Figure record extracts:
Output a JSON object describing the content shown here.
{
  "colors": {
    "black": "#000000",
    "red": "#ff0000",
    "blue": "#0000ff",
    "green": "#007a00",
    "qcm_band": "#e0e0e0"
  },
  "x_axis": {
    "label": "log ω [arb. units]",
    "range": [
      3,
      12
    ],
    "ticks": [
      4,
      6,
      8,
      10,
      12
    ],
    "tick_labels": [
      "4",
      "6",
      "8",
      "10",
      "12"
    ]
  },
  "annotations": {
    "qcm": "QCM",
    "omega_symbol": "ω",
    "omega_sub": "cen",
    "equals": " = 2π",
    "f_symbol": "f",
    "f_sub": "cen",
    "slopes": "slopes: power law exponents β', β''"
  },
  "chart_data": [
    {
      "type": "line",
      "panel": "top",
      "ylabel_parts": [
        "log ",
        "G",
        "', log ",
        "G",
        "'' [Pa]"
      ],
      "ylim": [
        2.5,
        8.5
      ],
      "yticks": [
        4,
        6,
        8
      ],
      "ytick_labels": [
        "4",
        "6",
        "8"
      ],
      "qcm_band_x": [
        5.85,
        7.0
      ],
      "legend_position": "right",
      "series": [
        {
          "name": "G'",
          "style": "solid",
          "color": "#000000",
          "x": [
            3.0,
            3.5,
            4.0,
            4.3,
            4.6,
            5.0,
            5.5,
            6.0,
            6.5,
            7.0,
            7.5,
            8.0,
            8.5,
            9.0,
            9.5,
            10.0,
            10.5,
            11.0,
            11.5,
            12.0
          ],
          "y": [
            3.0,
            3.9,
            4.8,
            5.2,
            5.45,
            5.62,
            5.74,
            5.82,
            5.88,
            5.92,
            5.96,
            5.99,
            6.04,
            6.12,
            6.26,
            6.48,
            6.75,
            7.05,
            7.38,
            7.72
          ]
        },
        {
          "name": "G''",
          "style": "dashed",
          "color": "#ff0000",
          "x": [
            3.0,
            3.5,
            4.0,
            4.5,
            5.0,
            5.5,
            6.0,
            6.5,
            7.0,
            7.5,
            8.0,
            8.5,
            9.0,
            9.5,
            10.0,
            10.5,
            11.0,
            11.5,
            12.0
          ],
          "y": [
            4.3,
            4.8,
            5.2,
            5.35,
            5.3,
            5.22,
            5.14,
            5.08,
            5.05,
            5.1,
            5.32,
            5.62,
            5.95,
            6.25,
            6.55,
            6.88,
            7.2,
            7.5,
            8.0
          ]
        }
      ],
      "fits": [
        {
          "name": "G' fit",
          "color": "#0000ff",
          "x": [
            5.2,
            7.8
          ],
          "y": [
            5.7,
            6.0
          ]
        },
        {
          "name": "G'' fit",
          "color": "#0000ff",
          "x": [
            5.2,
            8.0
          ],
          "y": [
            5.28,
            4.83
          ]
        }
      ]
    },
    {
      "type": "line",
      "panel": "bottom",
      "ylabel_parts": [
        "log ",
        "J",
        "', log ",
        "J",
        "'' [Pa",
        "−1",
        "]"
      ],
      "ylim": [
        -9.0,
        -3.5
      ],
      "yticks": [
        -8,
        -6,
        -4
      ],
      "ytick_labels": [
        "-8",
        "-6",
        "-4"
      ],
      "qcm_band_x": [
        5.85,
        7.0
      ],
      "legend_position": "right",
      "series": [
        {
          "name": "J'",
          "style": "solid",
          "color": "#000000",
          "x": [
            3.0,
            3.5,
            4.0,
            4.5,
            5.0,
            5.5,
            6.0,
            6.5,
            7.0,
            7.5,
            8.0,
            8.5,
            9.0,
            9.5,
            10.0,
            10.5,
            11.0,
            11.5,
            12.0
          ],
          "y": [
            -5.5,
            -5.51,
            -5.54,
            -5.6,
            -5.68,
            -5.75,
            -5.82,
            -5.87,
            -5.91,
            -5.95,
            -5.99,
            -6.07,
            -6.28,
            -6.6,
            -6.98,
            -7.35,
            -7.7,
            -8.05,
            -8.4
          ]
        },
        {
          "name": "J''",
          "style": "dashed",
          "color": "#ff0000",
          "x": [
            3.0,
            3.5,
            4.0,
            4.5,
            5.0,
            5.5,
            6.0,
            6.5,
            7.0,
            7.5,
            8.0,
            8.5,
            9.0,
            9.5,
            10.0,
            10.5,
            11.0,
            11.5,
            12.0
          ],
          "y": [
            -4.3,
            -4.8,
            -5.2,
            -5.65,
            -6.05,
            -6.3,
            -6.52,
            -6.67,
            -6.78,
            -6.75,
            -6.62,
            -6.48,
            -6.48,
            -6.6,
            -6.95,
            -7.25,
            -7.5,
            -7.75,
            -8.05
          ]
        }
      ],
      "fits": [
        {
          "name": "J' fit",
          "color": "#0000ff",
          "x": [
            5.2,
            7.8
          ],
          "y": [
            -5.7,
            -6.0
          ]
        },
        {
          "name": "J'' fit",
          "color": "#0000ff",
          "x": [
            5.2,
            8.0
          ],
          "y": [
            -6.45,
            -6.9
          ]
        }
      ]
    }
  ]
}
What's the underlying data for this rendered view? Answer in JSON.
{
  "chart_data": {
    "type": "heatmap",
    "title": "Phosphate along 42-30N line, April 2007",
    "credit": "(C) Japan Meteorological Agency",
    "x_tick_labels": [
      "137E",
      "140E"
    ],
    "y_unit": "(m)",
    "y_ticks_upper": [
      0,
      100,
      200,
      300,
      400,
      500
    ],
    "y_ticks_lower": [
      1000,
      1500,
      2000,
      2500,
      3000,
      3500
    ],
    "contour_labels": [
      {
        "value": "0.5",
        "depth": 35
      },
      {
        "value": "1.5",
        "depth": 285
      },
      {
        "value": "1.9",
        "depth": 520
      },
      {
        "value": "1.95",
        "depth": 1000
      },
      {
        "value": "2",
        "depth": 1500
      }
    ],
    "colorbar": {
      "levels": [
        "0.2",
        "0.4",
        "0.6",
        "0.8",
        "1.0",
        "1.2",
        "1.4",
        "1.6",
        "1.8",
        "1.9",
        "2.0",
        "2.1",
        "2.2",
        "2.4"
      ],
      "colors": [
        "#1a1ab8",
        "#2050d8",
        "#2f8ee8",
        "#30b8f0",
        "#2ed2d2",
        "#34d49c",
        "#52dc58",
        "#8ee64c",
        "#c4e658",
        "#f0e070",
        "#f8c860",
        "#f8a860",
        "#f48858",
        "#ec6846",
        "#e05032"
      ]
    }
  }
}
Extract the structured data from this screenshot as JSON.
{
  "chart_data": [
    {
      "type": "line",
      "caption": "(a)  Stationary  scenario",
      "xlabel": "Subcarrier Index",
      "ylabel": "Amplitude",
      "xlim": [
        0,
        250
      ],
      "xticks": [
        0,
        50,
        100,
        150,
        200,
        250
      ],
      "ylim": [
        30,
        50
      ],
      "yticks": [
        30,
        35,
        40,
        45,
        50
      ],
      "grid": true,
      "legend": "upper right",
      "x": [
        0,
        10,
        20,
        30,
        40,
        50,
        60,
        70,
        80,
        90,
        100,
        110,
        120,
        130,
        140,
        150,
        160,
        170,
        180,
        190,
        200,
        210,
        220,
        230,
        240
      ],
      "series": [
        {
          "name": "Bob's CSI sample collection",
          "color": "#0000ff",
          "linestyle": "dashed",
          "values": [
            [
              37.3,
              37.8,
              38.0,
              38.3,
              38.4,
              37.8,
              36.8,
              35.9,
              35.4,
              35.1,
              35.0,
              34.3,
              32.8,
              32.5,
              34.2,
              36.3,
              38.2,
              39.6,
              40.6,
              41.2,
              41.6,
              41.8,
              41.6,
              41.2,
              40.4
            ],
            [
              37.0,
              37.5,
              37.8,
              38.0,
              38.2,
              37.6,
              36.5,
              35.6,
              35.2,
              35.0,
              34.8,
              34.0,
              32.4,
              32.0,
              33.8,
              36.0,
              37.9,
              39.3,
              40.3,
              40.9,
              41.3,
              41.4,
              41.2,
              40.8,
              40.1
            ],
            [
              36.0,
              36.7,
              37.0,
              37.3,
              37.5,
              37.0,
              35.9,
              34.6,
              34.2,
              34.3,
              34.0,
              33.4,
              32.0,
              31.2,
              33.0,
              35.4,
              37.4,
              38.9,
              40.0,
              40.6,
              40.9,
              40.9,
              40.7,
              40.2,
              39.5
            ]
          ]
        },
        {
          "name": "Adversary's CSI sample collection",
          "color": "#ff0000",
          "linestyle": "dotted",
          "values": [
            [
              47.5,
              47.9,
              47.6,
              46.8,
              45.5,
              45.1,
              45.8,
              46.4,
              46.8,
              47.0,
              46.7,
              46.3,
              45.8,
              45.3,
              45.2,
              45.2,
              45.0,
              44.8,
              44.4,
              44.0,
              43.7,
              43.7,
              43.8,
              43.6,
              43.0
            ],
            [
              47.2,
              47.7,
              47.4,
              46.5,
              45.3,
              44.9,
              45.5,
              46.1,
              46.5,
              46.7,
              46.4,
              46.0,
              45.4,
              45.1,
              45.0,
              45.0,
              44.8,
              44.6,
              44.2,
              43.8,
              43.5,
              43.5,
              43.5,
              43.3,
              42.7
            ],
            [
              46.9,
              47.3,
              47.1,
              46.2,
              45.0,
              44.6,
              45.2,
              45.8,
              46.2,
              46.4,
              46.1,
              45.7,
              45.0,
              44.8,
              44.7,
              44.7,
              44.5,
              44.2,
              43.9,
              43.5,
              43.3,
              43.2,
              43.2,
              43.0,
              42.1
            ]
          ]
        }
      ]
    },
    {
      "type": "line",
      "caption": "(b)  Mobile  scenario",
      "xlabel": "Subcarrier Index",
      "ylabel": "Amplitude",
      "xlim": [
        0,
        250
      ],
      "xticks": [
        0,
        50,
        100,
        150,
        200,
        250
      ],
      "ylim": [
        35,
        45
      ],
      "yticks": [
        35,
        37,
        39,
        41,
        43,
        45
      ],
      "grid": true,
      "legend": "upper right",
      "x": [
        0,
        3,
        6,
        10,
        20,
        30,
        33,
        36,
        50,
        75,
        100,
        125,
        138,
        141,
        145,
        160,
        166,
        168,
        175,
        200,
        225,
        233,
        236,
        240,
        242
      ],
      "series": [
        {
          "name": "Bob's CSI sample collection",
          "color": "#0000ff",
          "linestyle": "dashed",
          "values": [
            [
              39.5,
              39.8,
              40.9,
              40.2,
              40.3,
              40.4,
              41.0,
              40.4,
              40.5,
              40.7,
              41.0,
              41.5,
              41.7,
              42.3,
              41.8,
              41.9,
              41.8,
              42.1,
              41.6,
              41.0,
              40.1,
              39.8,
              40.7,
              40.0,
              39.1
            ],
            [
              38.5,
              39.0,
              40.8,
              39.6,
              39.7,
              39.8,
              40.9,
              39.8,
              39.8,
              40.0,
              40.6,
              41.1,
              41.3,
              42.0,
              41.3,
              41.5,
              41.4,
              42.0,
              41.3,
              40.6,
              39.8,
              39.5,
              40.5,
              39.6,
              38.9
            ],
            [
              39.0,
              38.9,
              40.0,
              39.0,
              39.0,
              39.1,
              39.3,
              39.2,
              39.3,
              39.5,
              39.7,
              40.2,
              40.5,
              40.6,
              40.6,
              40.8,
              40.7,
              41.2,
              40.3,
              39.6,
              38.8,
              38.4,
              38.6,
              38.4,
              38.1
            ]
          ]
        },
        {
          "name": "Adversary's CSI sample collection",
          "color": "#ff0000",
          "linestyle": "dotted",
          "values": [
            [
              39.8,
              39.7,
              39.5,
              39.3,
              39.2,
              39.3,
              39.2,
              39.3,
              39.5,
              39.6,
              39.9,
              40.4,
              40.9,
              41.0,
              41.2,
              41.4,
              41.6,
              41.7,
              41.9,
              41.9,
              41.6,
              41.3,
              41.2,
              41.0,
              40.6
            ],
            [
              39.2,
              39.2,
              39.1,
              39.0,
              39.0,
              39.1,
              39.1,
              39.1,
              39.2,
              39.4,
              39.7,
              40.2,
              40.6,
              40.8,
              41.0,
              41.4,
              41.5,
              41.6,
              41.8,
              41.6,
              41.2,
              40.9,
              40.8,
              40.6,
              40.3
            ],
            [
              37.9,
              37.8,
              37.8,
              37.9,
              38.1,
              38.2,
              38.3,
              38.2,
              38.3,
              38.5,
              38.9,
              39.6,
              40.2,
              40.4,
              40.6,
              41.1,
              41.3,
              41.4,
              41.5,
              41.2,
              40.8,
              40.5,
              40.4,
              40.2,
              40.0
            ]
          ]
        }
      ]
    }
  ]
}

* Short problem *
State the count of lines with the word "depth" in them, and write nothing else.

* Result of the exercise *
5